Brief
Can you write out all of the material below, word for word?

[Data items]
------------------------

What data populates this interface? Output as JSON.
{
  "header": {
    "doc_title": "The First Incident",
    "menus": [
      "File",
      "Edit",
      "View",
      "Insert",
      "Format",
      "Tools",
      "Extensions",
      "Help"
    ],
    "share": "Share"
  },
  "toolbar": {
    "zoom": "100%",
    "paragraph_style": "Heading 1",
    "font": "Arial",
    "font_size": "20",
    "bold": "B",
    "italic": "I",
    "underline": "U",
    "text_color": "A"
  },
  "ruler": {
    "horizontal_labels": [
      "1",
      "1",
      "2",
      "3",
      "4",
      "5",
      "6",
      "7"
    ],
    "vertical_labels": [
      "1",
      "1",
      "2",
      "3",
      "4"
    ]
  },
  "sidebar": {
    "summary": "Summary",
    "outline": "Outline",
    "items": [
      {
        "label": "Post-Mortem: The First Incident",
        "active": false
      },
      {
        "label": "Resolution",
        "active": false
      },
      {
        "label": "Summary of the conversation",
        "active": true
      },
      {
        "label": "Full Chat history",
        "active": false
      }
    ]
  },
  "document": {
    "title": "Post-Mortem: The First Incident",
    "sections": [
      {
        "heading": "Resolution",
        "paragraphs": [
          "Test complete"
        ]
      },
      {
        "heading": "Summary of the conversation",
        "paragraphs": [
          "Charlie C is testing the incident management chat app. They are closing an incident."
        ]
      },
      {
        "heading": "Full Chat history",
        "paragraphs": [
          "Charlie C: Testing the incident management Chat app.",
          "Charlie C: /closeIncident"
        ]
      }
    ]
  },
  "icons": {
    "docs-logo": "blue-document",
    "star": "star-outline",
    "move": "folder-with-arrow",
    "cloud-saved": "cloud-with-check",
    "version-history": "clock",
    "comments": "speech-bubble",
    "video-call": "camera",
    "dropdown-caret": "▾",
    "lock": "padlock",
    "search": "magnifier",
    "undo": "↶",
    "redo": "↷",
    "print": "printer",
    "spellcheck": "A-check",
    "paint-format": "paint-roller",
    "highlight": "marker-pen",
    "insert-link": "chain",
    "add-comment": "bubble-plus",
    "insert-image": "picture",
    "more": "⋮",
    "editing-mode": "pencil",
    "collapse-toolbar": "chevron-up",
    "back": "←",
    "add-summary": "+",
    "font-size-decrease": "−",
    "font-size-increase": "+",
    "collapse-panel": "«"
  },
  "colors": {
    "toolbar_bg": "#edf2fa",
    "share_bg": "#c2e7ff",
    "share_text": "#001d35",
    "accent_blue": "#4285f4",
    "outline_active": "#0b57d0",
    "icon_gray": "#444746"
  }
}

------------------------

Result of the task
What data populates this interface? Output as JSON.
{
  "header": {
    "doc_title": "The First Incident",
    "menus": [
      "File",
      "Edit",
      "View",
      "Insert",
      "Format",
      "Tools",
      "Extensions",
      "Help"
    ],
    "share": "Share"
  },
  "toolbar": {
    "zoom": "100%",
    "paragraph_style": "Heading 1",
    "font": "Arial",
    "font_size": "20",
    "bold": "B",
    "italic": "I",
    "underline": "U",
    "text_color": "A"
  },
  "ruler": {
    "horizontal_labels": [
      "1",
      "1",
      "2",
      "3",
      "4",
      "5",
      "6",
      "7"
    ],
    "vertical_labels": [
      "1",
      "1",
      "2",
      "3",
      "4"
    ]
  },
  "sidebar": {
    "summary": "Summary",
    "outline": "Outline",
    "items": [
      {
        "label": "Post-Mortem: The First Incident",
        "active": false
      },
      {
        "label": "Resolution",
        "active": false
      },
      {
        "label": "Summary of the conversation",
        "active": true
      },
      {
        "label": "Full Chat history",
        "active": false
      }
    ]
  },
  "document": {
    "title": "Post-Mortem: The First Incident",
    "sections": [
      {
        "heading": "Resolution",
        "paragraphs": [
          "Test complete"
        ]
      },
      {
        "heading": "Summary of the conversation",
        "paragraphs": [
          "Charlie C is testing the incident management chat app. They are closing an incident."
        ]
      },
      {
        "heading": "Full Chat history",
        "paragraphs": [
          "Charlie C: Testing the incident management Chat app.",
          "Charlie C: /closeIncident"
        ]
      }
    ]
  },
  "icons": {
    "docs-logo": "blue-document",
    "star": "star-outline",
    "move": "folder-with-arrow",
    "cloud-saved": "cloud-with-check",
    "version-history": "clock",
    "comments": "speech-bubble",
    "video-call": "camera",
    "dropdown-caret": "▾",
    "lock": "padlock",
    "search": "magnifier",
    "undo": "↶",
    "redo": "↷",
    "print": "printer",
    "spellcheck": "A-check",
    "paint-format": "paint-roller",
    "highlight": "marker-pen",
    "insert-link": "chain",
    "add-comment": "bubble-plus",
    "insert-image": "picture",
    "more": "⋮",
    "editing-mode": "pencil",
    "collapse-toolbar": "chevron-up",
    "back": "←",
    "add-summary": "+",
    "font-size-decrease": "−",
    "font-size-increase": "+",
    "collapse-panel": "«"
  },
  "colors": {
    "toolbar_bg": "#edf2fa",
    "share_bg": "#c2e7ff",
    "share_text": "#001d35",
    "accent_blue": "#4285f4",
    "outline_active": "#0b57d0",
    "icon_gray": "#444746"
  }
}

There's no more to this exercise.